Start
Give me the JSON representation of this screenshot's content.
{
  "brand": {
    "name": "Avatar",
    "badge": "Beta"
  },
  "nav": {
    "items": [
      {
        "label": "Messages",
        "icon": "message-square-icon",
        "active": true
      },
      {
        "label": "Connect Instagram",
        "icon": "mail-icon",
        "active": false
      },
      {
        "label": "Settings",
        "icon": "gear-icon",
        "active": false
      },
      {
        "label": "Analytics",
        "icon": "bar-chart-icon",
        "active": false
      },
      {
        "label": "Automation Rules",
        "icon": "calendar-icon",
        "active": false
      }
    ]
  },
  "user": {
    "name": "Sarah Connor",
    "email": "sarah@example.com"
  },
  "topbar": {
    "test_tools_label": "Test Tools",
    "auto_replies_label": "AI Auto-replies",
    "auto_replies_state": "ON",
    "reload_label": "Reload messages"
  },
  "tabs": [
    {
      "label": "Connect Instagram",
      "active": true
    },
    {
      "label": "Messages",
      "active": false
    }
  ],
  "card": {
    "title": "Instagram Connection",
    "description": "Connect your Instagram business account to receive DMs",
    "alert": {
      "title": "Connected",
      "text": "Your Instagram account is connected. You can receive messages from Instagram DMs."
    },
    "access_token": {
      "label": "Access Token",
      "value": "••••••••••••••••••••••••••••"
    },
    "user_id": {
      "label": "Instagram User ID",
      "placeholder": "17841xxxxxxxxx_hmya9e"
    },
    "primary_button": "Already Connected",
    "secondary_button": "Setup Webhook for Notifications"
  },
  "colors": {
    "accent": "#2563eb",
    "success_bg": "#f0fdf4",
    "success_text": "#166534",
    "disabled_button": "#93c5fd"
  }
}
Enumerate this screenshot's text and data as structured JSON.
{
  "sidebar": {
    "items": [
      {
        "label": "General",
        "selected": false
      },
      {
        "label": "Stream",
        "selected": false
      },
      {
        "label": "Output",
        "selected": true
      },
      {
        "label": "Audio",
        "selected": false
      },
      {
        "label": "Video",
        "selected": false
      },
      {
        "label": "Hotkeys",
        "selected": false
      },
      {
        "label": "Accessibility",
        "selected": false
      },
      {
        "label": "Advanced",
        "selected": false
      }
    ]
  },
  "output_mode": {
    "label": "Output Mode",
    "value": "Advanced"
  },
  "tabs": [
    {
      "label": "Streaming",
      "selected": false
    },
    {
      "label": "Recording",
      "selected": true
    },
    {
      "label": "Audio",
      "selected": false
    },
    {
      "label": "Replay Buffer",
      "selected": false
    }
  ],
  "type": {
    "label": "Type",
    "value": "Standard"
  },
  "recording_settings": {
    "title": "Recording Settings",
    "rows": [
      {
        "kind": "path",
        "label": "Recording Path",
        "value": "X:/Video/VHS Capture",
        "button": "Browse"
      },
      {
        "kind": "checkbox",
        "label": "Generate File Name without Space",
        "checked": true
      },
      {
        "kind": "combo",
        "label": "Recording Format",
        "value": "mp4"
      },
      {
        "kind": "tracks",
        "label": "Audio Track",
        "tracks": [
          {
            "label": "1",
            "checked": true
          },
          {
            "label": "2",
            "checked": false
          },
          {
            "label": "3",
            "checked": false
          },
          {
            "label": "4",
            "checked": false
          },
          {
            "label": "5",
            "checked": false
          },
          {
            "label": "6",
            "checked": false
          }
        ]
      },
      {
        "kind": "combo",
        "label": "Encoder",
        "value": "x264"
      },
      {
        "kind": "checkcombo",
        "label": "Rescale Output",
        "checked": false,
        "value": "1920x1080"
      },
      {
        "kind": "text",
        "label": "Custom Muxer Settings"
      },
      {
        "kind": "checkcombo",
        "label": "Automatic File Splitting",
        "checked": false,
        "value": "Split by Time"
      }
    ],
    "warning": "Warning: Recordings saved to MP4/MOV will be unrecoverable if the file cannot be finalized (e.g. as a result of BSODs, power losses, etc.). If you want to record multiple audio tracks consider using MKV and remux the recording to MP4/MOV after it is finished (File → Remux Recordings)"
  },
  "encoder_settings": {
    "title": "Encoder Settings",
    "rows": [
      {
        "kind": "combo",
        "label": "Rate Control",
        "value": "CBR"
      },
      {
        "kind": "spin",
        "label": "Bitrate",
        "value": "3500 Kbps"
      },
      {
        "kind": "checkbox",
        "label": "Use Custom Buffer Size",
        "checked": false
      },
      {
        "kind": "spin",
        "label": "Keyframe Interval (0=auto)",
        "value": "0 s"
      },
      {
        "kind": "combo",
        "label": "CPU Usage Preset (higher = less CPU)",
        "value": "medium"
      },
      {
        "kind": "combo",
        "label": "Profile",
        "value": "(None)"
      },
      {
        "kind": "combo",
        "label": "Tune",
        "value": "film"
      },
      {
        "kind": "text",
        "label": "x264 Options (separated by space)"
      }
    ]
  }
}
End
▶ [YOUR INSTRUCTIONS]
Your task is to extract all of the records exactly.

▶ [THE ANSWER]
Give me the JSON representation of this screenshot's content.
{
  "brand": {
    "name": "Avatar",
    "badge": "Beta"
  },
  "nav": {
    "items": [
      {
        "label": "Messages",
        "icon": "message-square-icon",
        "active": true
      },
      {
        "label": "Connect Instagram",
        "icon": "mail-icon",
        "active": false
      },
      {
        "label": "Settings",
        "icon": "gear-icon",
        "active": false
      },
      {
        "label": "Analytics",
        "icon": "bar-chart-icon",
        "active": false
      },
      {
        "label": "Automation Rules",
        "icon": "calendar-icon",
        "active": false
      }
    ]
  },
  "user": {
    "name": "Sarah Connor",
    "email": "sarah@example.com"
  },
  "topbar": {
    "test_tools_label": "Test Tools",
    "auto_replies_label": "AI Auto-replies",
    "auto_replies_state": "ON",
    "reload_label": "Reload messages"
  },
  "tabs": [
    {
      "label": "Connect Instagram",
      "active": true
    },
    {
      "label": "Messages",
      "active": false
    }
  ],
  "card": {
    "title": "Instagram Connection",
    "description": "Connect your Instagram business account to receive DMs",
    "alert": {
      "title": "Connected",
      "text": "Your Instagram account is connected. You can receive messages from Instagram DMs."
    },
    "access_token": {
      "label": "Access Token",
      "value": "••••••••••••••••••••••••••••"
    },
    "user_id": {
      "label": "Instagram User ID",
      "placeholder": "17841xxxxxxxxx_hmya9e"
    },
    "primary_button": "Already Connected",
    "secondary_button": "Setup Webhook for Notifications"
  },
  "colors": {
    "accent": "#2563eb",
    "success_bg": "#f0fdf4",
    "success_text": "#166534",
    "disabled_button": "#93c5fd"
  }
}
Enumerate this screenshot's text and data as structured JSON.
{
  "sidebar": {
    "items": [
      {
        "label": "General",
        "selected": false
      },
      {
        "label": "Stream",
        "selected": false
      },
      {
        "label": "Output",
        "selected": true
      },
      {
        "label": "Audio",
        "selected": false
      },
      {
        "label": "Video",
        "selected": false
      },
      {
        "label": "Hotkeys",
        "selected": false
      },
      {
        "label": "Accessibility",
        "selected": false
      },
      {
        "label": "Advanced",
        "selected": false
      }
    ]
  },
  "output_mode": {
    "label": "Output Mode",
    "value": "Advanced"
  },
  "tabs": [
    {
      "label": "Streaming",
      "selected": false
    },
    {
      "label": "Recording",
      "selected": true
    },
    {
      "label": "Audio",
      "selected": false
    },
    {
      "label": "Replay Buffer",
      "selected": false
    }
  ],
  "type": {
    "label": "Type",
    "value": "Standard"
  },
  "recording_settings": {
    "title": "Recording Settings",
    "rows": [
      {
        "kind": "path",
        "label": "Recording Path",
        "value": "X:/Video/VHS Capture",
        "button": "Browse"
      },
      {
        "kind": "checkbox",
        "label": "Generate File Name without Space",
        "checked": true
      },
      {
        "kind": "combo",
        "label": "Recording Format",
        "value": "mp4"
      },
      {
        "kind": "tracks",
        "label": "Audio Track",
        "tracks": [
          {
            "label": "1",
            "checked": true
          },
          {
            "label": "2",
            "checked": false
          },
          {
            "label": "3",
            "checked": false
          },
          {
            "label": "4",
            "checked": false
          },
          {
            "label": "5",
            "checked": false
          },
          {
            "label": "6",
            "checked": false
          }
        ]
      },
      {
        "kind": "combo",
        "label": "Encoder",
        "value": "x264"
      },
      {
        "kind": "checkcombo",
        "label": "Rescale Output",
        "checked": false,
        "value": "1920x1080"
      },
      {
        "kind": "text",
        "label": "Custom Muxer Settings"
      },
      {
        "kind": "checkcombo",
        "label": "Automatic File Splitting",
        "checked": false,
        "value": "Split by Time"
      }
    ],
    "warning": "Warning: Recordings saved to MP4/MOV will be unrecoverable if the file cannot be finalized (e.g. as a result of BSODs, power losses, etc.). If you want to record multiple audio tracks consider using MKV and remux the recording to MP4/MOV after it is finished (File → Remux Recordings)"
  },
  "encoder_settings": {
    "title": "Encoder Settings",
    "rows": [
      {
        "kind": "combo",
        "label": "Rate Control",
        "value": "CBR"
      },
      {
        "kind": "spin",
        "label": "Bitrate",
        "value": "3500 Kbps"
      },
      {
        "kind": "checkbox",
        "label": "Use Custom Buffer Size",
        "checked": false
      },
      {
        "kind": "spin",
        "label": "Keyframe Interval (0=auto)",
        "value": "0 s"
      },
      {
        "kind": "combo",
        "label": "CPU Usage Preset (higher = less CPU)",
        "value": "medium"
      },
      {
        "kind": "combo",
        "label": "Profile",
        "value": "(None)"
      },
      {
        "kind": "combo",
        "label": "Tune",
        "value": "film"
      },
      {
        "kind": "text",
        "label": "x264 Options (separated by space)"
      }
    ]
  }
}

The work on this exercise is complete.